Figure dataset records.
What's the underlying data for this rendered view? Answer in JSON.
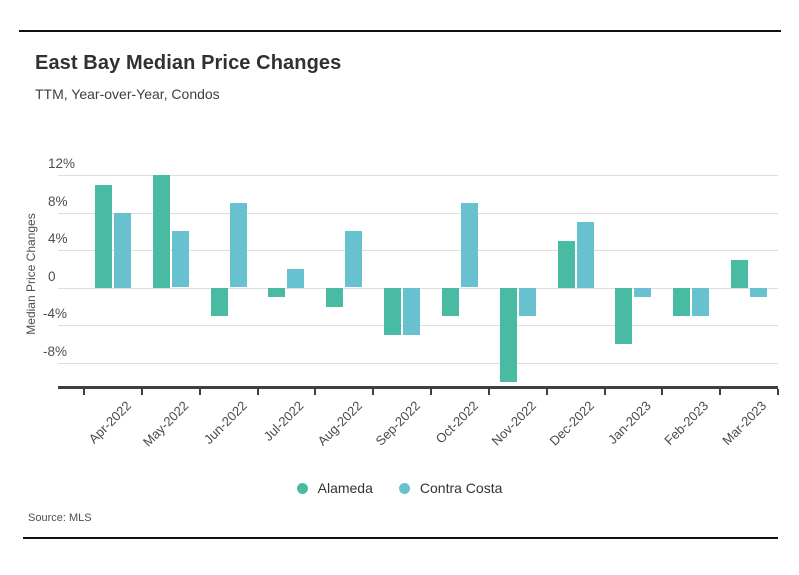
{
  "header": {
    "title": "East Bay Median Price Changes",
    "subtitle": "TTM, Year-over-Year, Condos"
  },
  "chart_data": {
    "type": "bar",
    "title": "East Bay Median Price Changes",
    "subtitle": "TTM, Year-over-Year, Condos",
    "xlabel": "",
    "ylabel": "Median Price Changes",
    "categories": [
      "Apr-2022",
      "May-2022",
      "Jun-2022",
      "Jul-2022",
      "Aug-2022",
      "Sep-2022",
      "Oct-2022",
      "Nov-2022",
      "Dec-2022",
      "Jan-2023",
      "Feb-2023",
      "Mar-2023"
    ],
    "series": [
      {
        "name": "Alameda",
        "color": "#4abba3",
        "values": [
          11,
          12,
          -3,
          -1,
          -2,
          -5,
          -3,
          -10,
          5,
          -6,
          -3,
          3
        ]
      },
      {
        "name": "Contra Costa",
        "color": "#67c1ce",
        "values": [
          8,
          6,
          9,
          2,
          6,
          -5,
          9,
          -3,
          7,
          -1,
          -3,
          -1
        ]
      }
    ],
    "y_ticks": [
      {
        "label": "12%",
        "value": 12
      },
      {
        "label": "8%",
        "value": 8
      },
      {
        "label": "4%",
        "value": 4
      },
      {
        "label": "0",
        "value": 0
      },
      {
        "label": "-4%",
        "value": -4
      },
      {
        "label": "-8%",
        "value": -8
      }
    ],
    "ylim": [
      -10.6,
      13.4
    ],
    "grid": "horizontal",
    "legend_position": "bottom"
  },
  "footer": {
    "source": "Source: MLS"
  }
}
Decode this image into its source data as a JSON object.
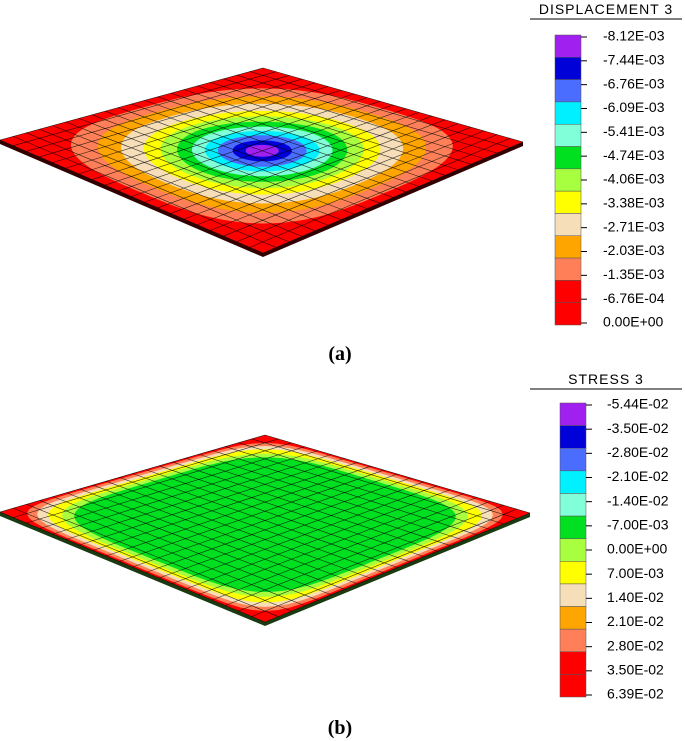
{
  "panels": [
    {
      "legend_title": "DISPLACEMENT 3",
      "labels": [
        "-8.12E-03",
        "-7.44E-03",
        "-6.76E-03",
        "-6.09E-03",
        "-5.41E-03",
        "-4.74E-03",
        "-4.06E-03",
        "-3.38E-03",
        "-2.71E-03",
        "-2.03E-03",
        "-1.35E-03",
        "-6.76E-04",
        "0.00E+00"
      ],
      "colors": [
        "#a020f0",
        "#0000d8",
        "#4a6cff",
        "#00f0ff",
        "#80ffd8",
        "#00e020",
        "#a8ff40",
        "#ffff00",
        "#f5deb8",
        "#ffa500",
        "#ff8058",
        "#ff0000",
        "#ff0000"
      ],
      "caption": "(a)"
    },
    {
      "legend_title": "STRESS 3",
      "labels": [
        "-5.44E-02",
        "-3.50E-02",
        "-2.80E-02",
        "-2.10E-02",
        "-1.40E-02",
        "-7.00E-03",
        "0.00E+00",
        "7.00E-03",
        "1.40E-02",
        "2.10E-02",
        "2.80E-02",
        "3.50E-02",
        "6.39E-02"
      ],
      "colors": [
        "#a020f0",
        "#0000d8",
        "#4a6cff",
        "#00f0ff",
        "#80ffd8",
        "#00e020",
        "#a8ff40",
        "#ffff00",
        "#f5deb8",
        "#ffa500",
        "#ff8058",
        "#ff0000",
        "#ff0000"
      ],
      "caption": "(b)"
    }
  ]
}
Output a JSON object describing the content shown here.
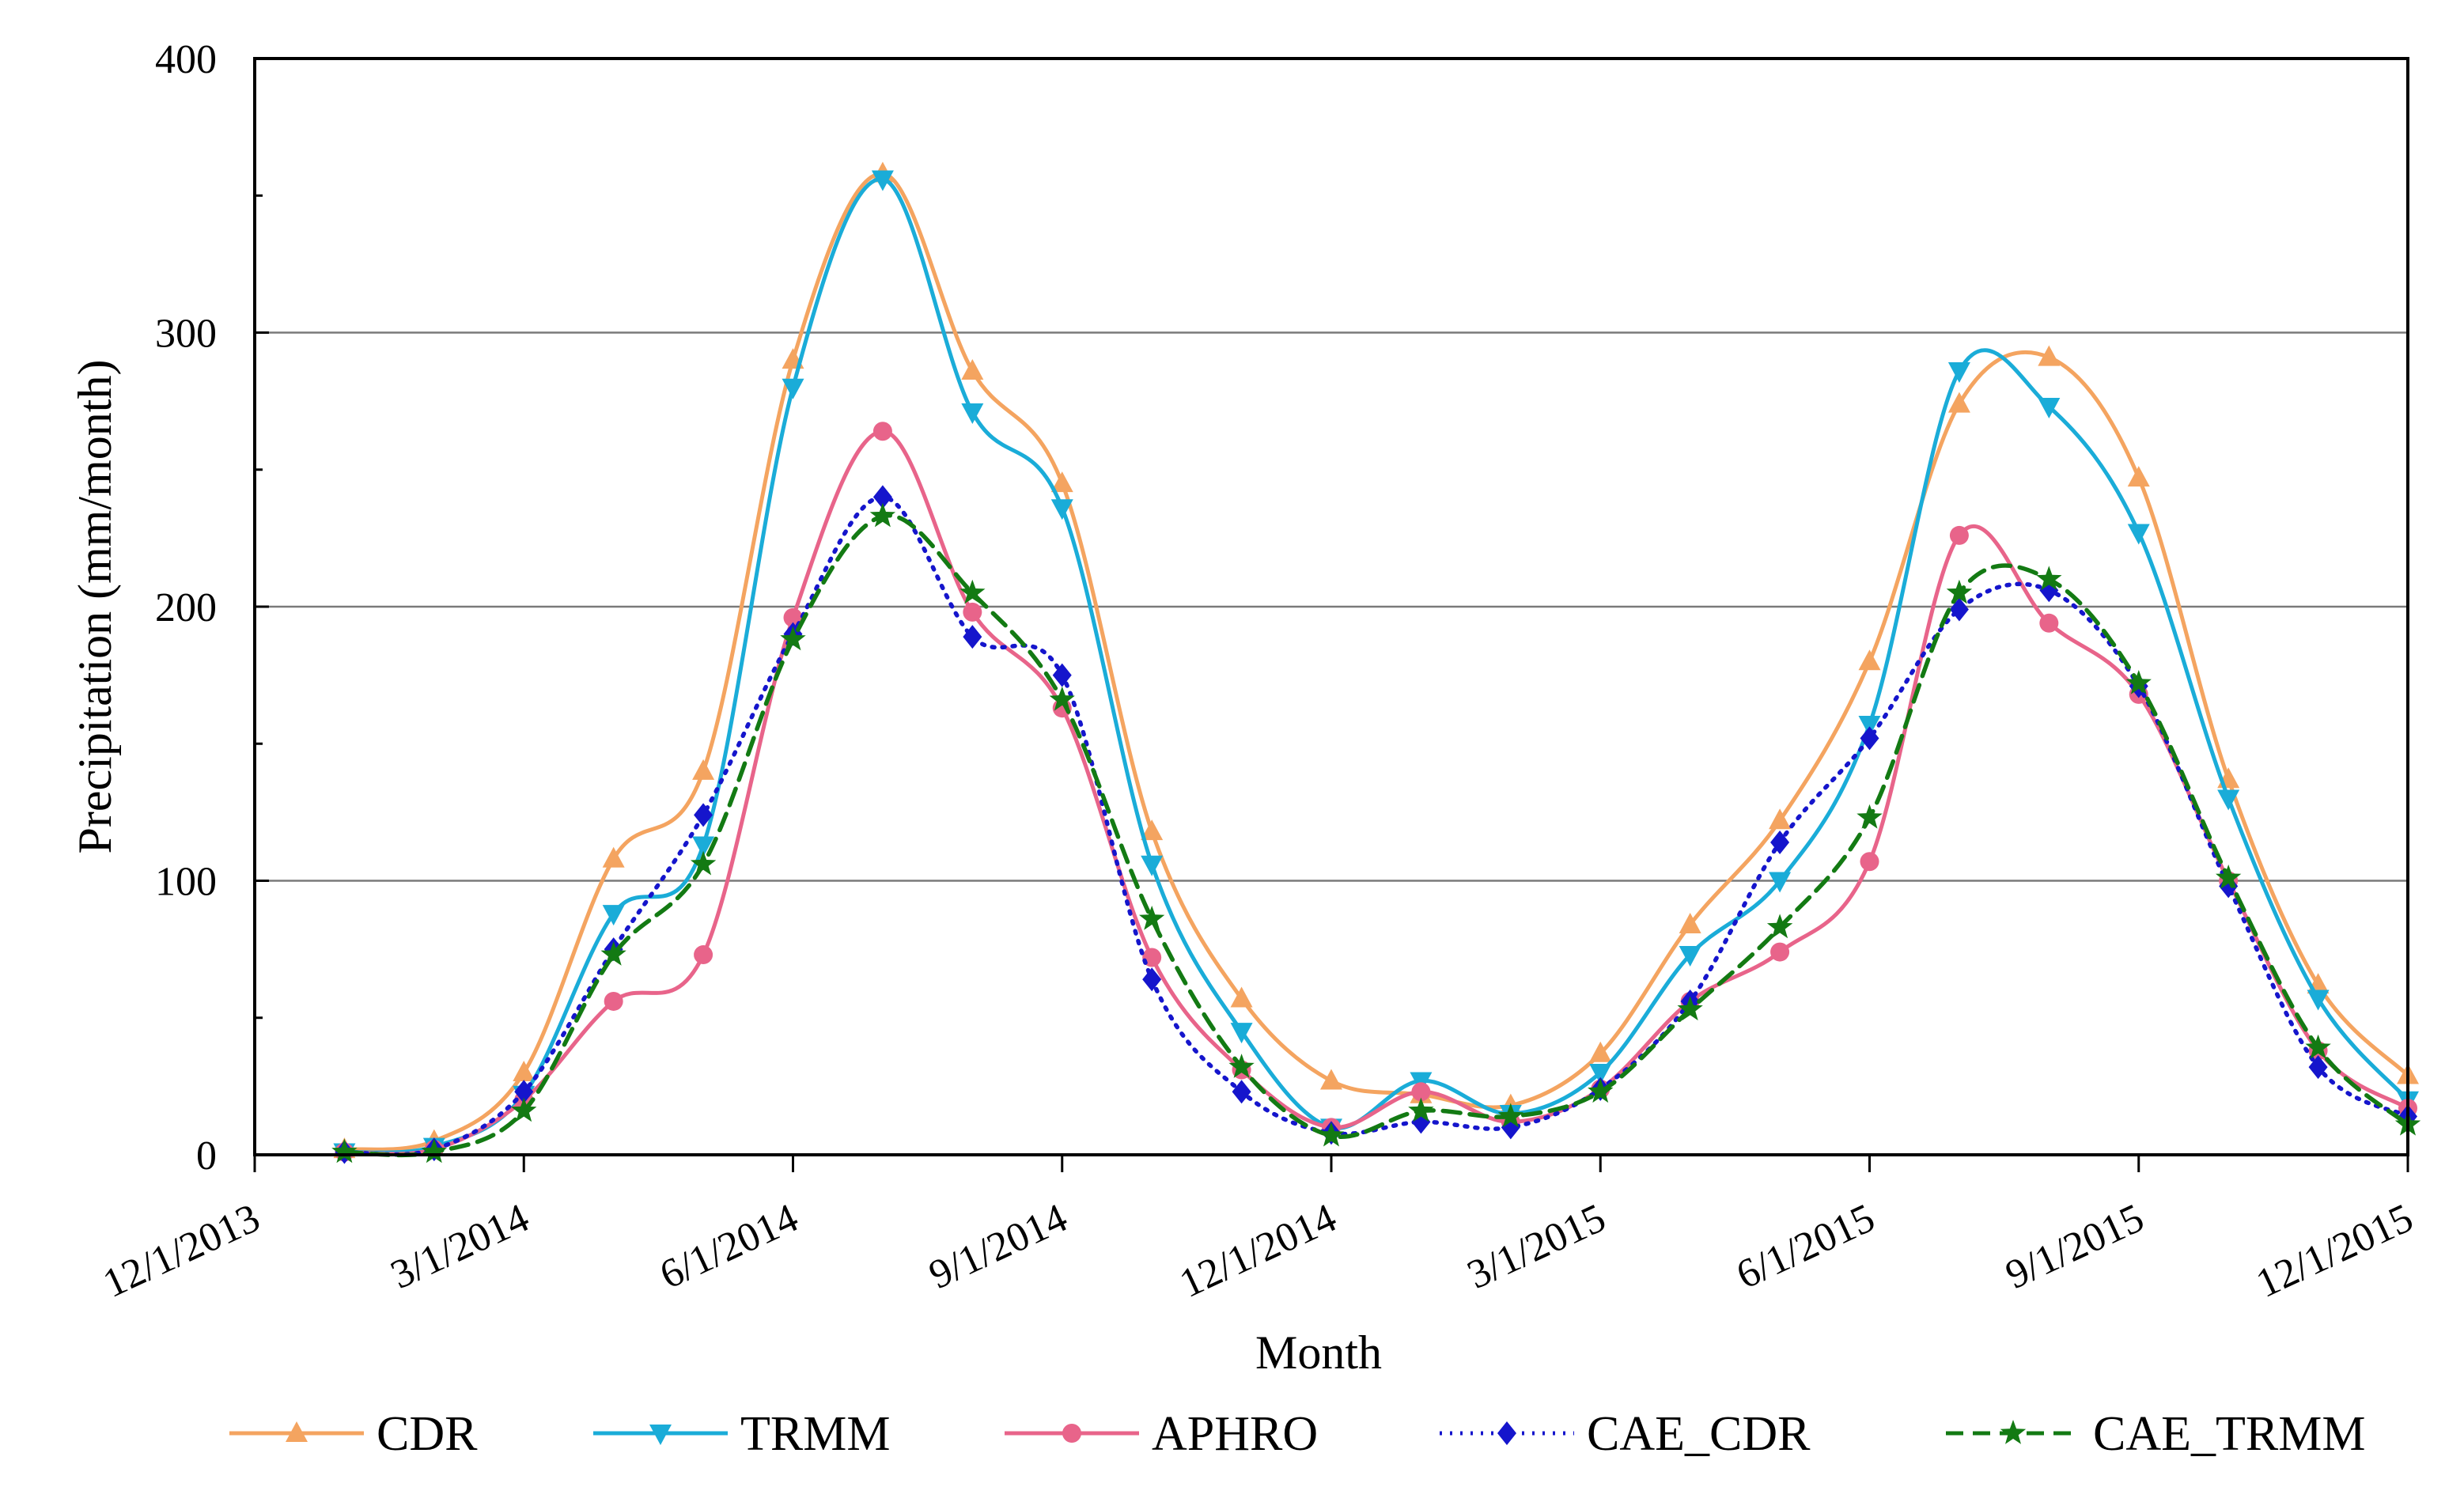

GOAL.
Quote the full listing above word for word; exclude every picture from the copy.

IN RESPONSE.
What's the underlying data for this rendered view? Answer in JSON.
{
  "header": {
    "title": "East Bay Median Price Changes",
    "subtitle": "TTM, Year-over-Year, Condos"
  },
  "chart_data": {
    "type": "bar",
    "title": "East Bay Median Price Changes",
    "subtitle": "TTM, Year-over-Year, Condos",
    "xlabel": "",
    "ylabel": "Median Price Changes",
    "categories": [
      "Apr-2022",
      "May-2022",
      "Jun-2022",
      "Jul-2022",
      "Aug-2022",
      "Sep-2022",
      "Oct-2022",
      "Nov-2022",
      "Dec-2022",
      "Jan-2023",
      "Feb-2023",
      "Mar-2023"
    ],
    "series": [
      {
        "name": "Alameda",
        "color": "#4abba3",
        "values": [
          11,
          12,
          -3,
          -1,
          -2,
          -5,
          -3,
          -10,
          5,
          -6,
          -3,
          3
        ]
      },
      {
        "name": "Contra Costa",
        "color": "#67c1ce",
        "values": [
          8,
          6,
          9,
          2,
          6,
          -5,
          9,
          -3,
          7,
          -1,
          -3,
          -1
        ]
      }
    ],
    "y_ticks": [
      {
        "label": "12%",
        "value": 12
      },
      {
        "label": "8%",
        "value": 8
      },
      {
        "label": "4%",
        "value": 4
      },
      {
        "label": "0",
        "value": 0
      },
      {
        "label": "-4%",
        "value": -4
      },
      {
        "label": "-8%",
        "value": -8
      }
    ],
    "ylim": [
      -10.6,
      13.4
    ],
    "grid": "horizontal",
    "legend_position": "bottom"
  },
  "footer": {
    "source": "Source: MLS"
  }
}
Decode this image into its source data as a JSON object.
{
  "panels": [
    {
      "legend_title": "DISPLACEMENT 3",
      "labels": [
        "-8.12E-03",
        "-7.44E-03",
        "-6.76E-03",
        "-6.09E-03",
        "-5.41E-03",
        "-4.74E-03",
        "-4.06E-03",
        "-3.38E-03",
        "-2.71E-03",
        "-2.03E-03",
        "-1.35E-03",
        "-6.76E-04",
        "0.00E+00"
      ],
      "colors": [
        "#a020f0",
        "#0000d8",
        "#4a6cff",
        "#00f0ff",
        "#80ffd8",
        "#00e020",
        "#a8ff40",
        "#ffff00",
        "#f5deb8",
        "#ffa500",
        "#ff8058",
        "#ff0000",
        "#ff0000"
      ],
      "caption": "(a)"
    },
    {
      "legend_title": "STRESS 3",
      "labels": [
        "-5.44E-02",
        "-3.50E-02",
        "-2.80E-02",
        "-2.10E-02",
        "-1.40E-02",
        "-7.00E-03",
        "0.00E+00",
        "7.00E-03",
        "1.40E-02",
        "2.10E-02",
        "2.80E-02",
        "3.50E-02",
        "6.39E-02"
      ],
      "colors": [
        "#a020f0",
        "#0000d8",
        "#4a6cff",
        "#00f0ff",
        "#80ffd8",
        "#00e020",
        "#a8ff40",
        "#ffff00",
        "#f5deb8",
        "#ffa500",
        "#ff8058",
        "#ff0000",
        "#ff0000"
      ],
      "caption": "(b)"
    }
  ]
}
Output a JSON object describing the content shown here.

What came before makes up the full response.